Short task: Set down the data below without change, skipping the pictures it holds.

Supplied records:
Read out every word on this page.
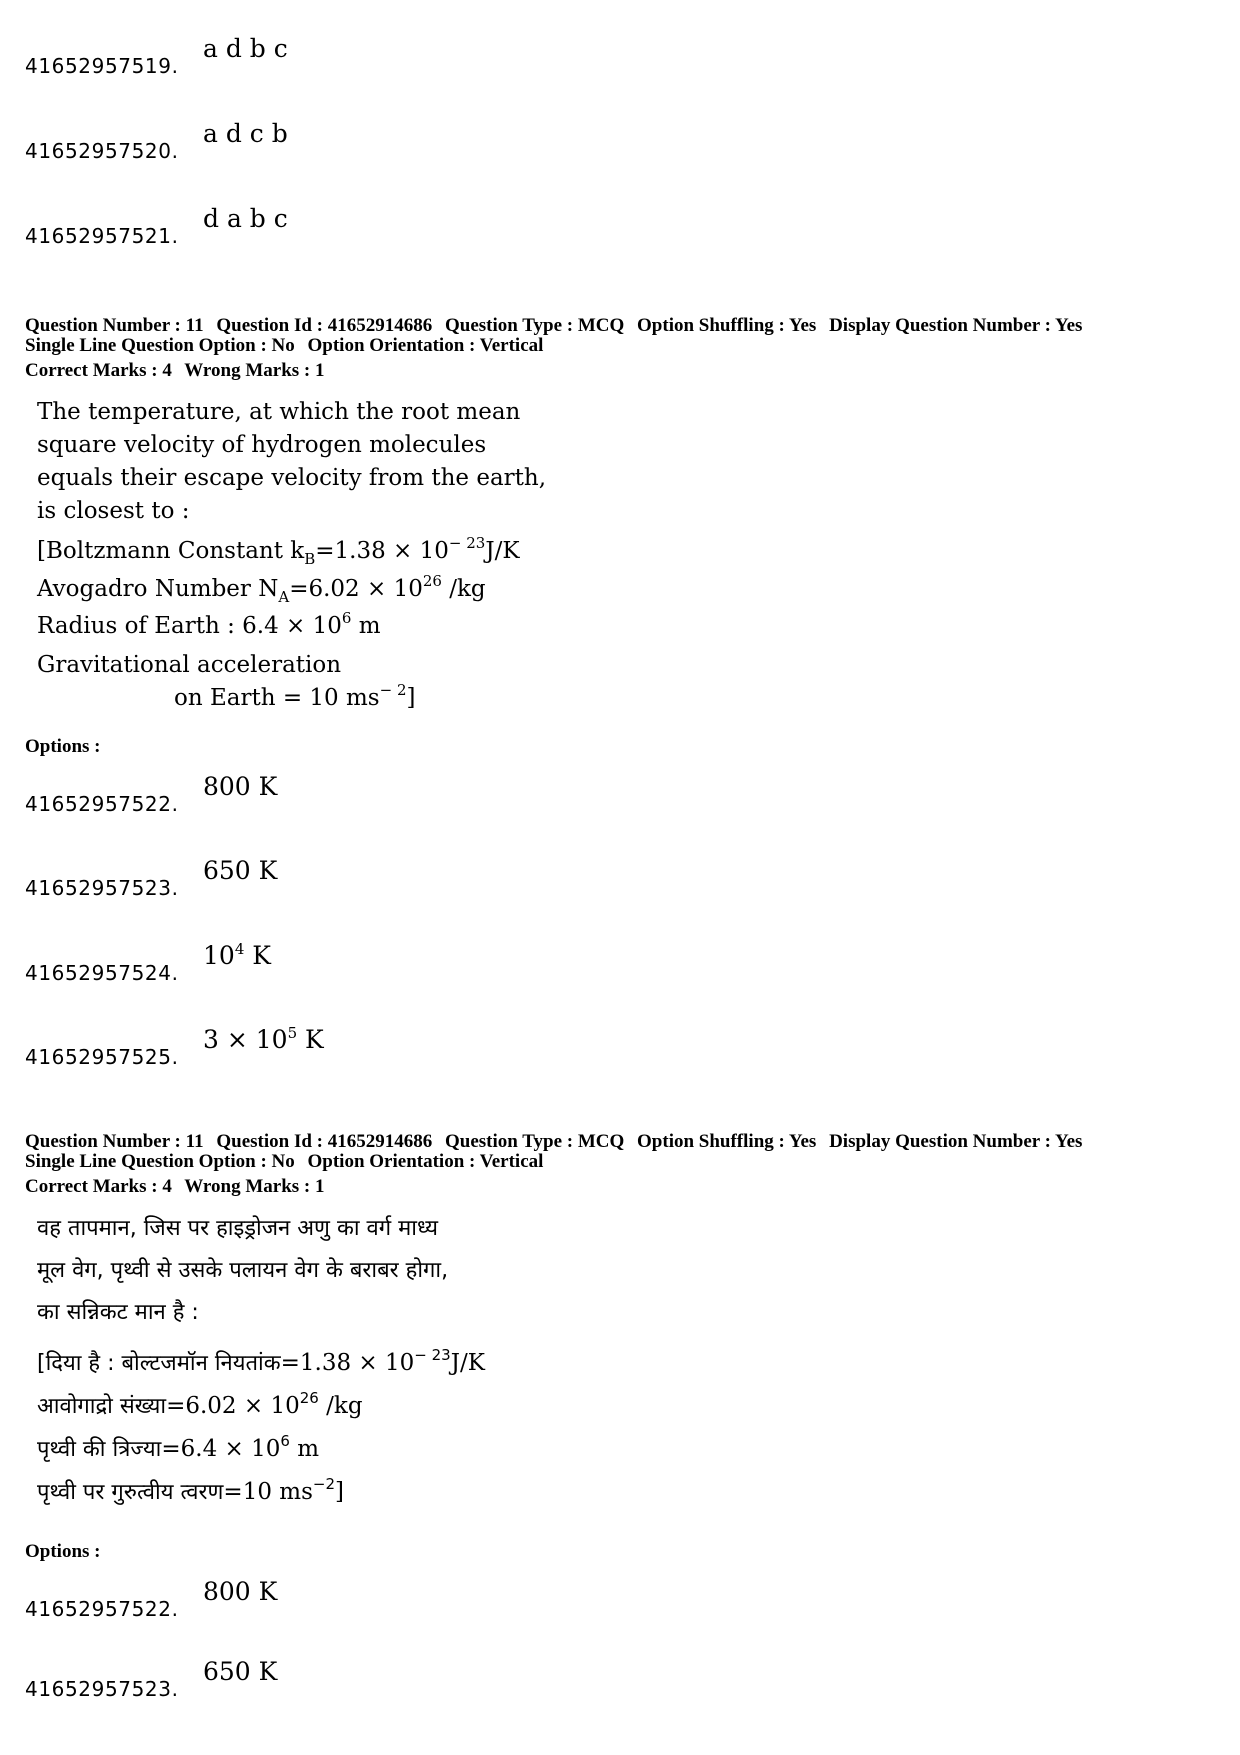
41652957519.
a d b c
41652957520.
a d c b
41652957521.
d a b c
Question Number : 11 Question Id : 41652914686 Question Type : MCQ Option Shuffling : Yes Display Question Number : Yes
Single Line Question Option : No Option Orientation : Vertical
Correct Marks : 4 Wrong Marks : 1

The temperature, at which the root mean

square velocity of hydrogen molecules

equals their escape velocity from the earth,

is closest to :

[Boltzmann Constant $k_B=1.38 \times 10^{- 23}J/K$

Avogadro Number $N_A=6.02 \times 10^{26}$ /kg

Radius of Earth : $6.4 \times 10^6$ m

Gravitational acceleration

on Earth = 10 $ms^{- 2}$]

Options :
41652957522.
800 K
41652957523.
650 K
41652957524.
$10^4$ K
41652957525.
$3 \times 10^5$ K
Question Number : 11 Question Id : 41652914686 Question Type : MCQ Option Shuffling : Yes Display Question Number : Yes
Single Line Question Option : No Option Orientation : Vertical
Correct Marks : 4 Wrong Marks : 1

वह तापमान, जिस पर हाइड्रोजन अणु का वर्ग माध्य

मूल वेग, पृथ्वी से उसके पलायन वेग के बराबर होगा,

का सन्निकट मान है :

[दिया है : बोल्टजमॉन नियतांक=1.38 × $10^{- 23}J/K$

आवोगाद्रो संख्या=6.02 × $10^{26}$ /kg

पृथ्वी की त्रिज्या=6.4 × $10^6$ m

पृथ्वी पर गुरुत्वीय त्वरण=10 $ms^{-2}$]

Options :
41652957522.
800 K
41652957523.
650 K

Task result:
Read out every word on this page.
41652957519.
a d b c
41652957520.
a d c b
41652957521.
d a b c
Question Number : 11 Question Id : 41652914686 Question Type : MCQ Option Shuffling : Yes Display Question Number : Yes
Single Line Question Option : No Option Orientation : Vertical
Correct Marks : 4 Wrong Marks : 1

The temperature, at which the root mean

square velocity of hydrogen molecules

equals their escape velocity from the earth,

is closest to :

[Boltzmann Constant $k_B=1.38 \times 10^{- 23}J/K$

Avogadro Number $N_A=6.02 \times 10^{26}$ /kg

Radius of Earth : $6.4 \times 10^6$ m

Gravitational acceleration

on Earth = 10 $ms^{- 2}$]

Options :
41652957522.
800 K
41652957523.
650 K
41652957524.
$10^4$ K
41652957525.
$3 \times 10^5$ K
Question Number : 11 Question Id : 41652914686 Question Type : MCQ Option Shuffling : Yes Display Question Number : Yes
Single Line Question Option : No Option Orientation : Vertical
Correct Marks : 4 Wrong Marks : 1

वह तापमान, जिस पर हाइड्रोजन अणु का वर्ग माध्य

मूल वेग, पृथ्वी से उसके पलायन वेग के बराबर होगा,

का सन्निकट मान है :

[दिया है : बोल्टजमॉन नियतांक=1.38 × $10^{- 23}J/K$

आवोगाद्रो संख्या=6.02 × $10^{26}$ /kg

पृथ्वी की त्रिज्या=6.4 × $10^6$ m

पृथ्वी पर गुरुत्वीय त्वरण=10 $ms^{-2}$]

Options :
41652957522.
800 K
41652957523.
650 K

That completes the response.